» **Brief**:
Pick up the passage on gasoline prices and consumer interest in electric vehicles after its final sentence, and continue it.

» **Reading passage**:
However, ICE engines still offer substantial advantages on
driving range.
Source: Zero Emission Transportation Association
How will consumers react?
Volatile gasoline prices do make EVs more attractive to
consumers, commented Mike Fiske, research and analysis director at
S&P Global Mobility. "The larger question is whether consumers
view this spike in cost as being temporary or not," he said in an
email to Net-Zero Business Daily by S&P Global
Commodity Insights.
"If they believe fuel costs won't be falling again, that may
play a larger role. In additional to EVs, full hybrids and plug-in
hybrids will also get increased interest during this time," Fiske
said.
While high gasoline prices might draw consumers' attention, car
dealers still have an educational mission ahead of them, as they
talk to consumers about the full cost of vehicle ownership, Fiske
added. "The differences in wear items [breaks, tires, oil, etc.]
may not be as immediately salient when comparing an ICE to an EV,"
he said. "This is one of the reasons that dealership training is
going to be an important factor moving forward as sales penetration
attempts to move into the mainstream. Dealers will need the ability
to articulate benefits and overcome buyers' concerns."
Even prior to the latest gasoline price surge, apparently that
message had been getting through to American car buyers.

» **Data section**:
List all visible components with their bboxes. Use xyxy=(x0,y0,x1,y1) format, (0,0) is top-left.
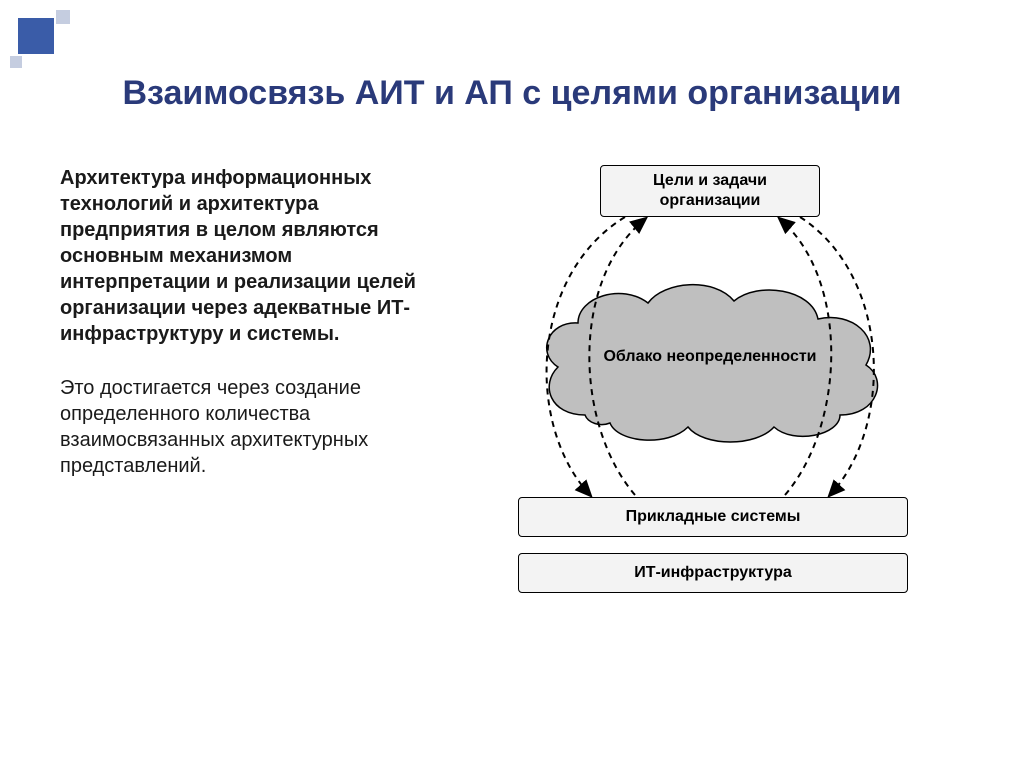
node-cloud: Облако неопределенности xyxy=(530,275,890,455)
node-it-infra: ИТ-инфраструктура xyxy=(518,553,908,593)
node-applied-systems: Прикладные системы xyxy=(518,497,908,537)
cloud-label: Облако неопределенности xyxy=(530,347,890,367)
content-row: Архитектура информационных технологий и … xyxy=(0,135,1024,605)
slide-title: Взаимосвязь АИТ и АП с целями организаци… xyxy=(0,0,1024,135)
paragraph-bold: Архитектура информационных технологий и … xyxy=(60,165,440,347)
node-goals: Цели и задачи организации xyxy=(600,165,820,217)
diagram: Цели и задачи организации Облако неопред… xyxy=(470,165,950,605)
text-column: Архитектура информационных технологий и … xyxy=(60,165,440,605)
paragraph-body: Это достигается через создание определен… xyxy=(60,375,440,479)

» **In response**:
The Alliance for Automotive Innovation's (AAI) latest quarterly
report, released on 21 March, pegged EV sales at 187,490
vehicles in the fourth quarter of 2021, up 11% from the
quarter-ago level and up 69% from the year-ago level. This came at
a time when US vehicle sales overall declined by 9% quarterly, said
AAI.
"EVs represented 6% of overall light-duty vehicle sales in Q4,
the highest for any quarter to date," said AAI President and CEO
John Bozzella in a press statement. "The report highlights the
continued progress in consumer acceptance of EVs."
Leading the way for 2021 sales were California with 303,151 new
vehicle registrations, Florida (81,707), Texas (72,736), and New
York (69,434). On a percentage basis of new car registrations,
California again topped the list at 13%, followed by the District
of Columbia (10.9%), Washington (7.7%), Hawaii (7.7%), and Oregon
(7.6%).
Supply chains and infrastructure
Looking months or years down the road, two factors appear to be
critical to expanding EV acceptance: initial sticker price of a
vehicle, and infrastructure to charge the cars.
The International Council on Clean Transportation has predicted
that the purchase price of a new EV could reach cost parity with ICE vehicles
in 2024-2025 for shorter-range driving and 2026-2028 for longer
ranges.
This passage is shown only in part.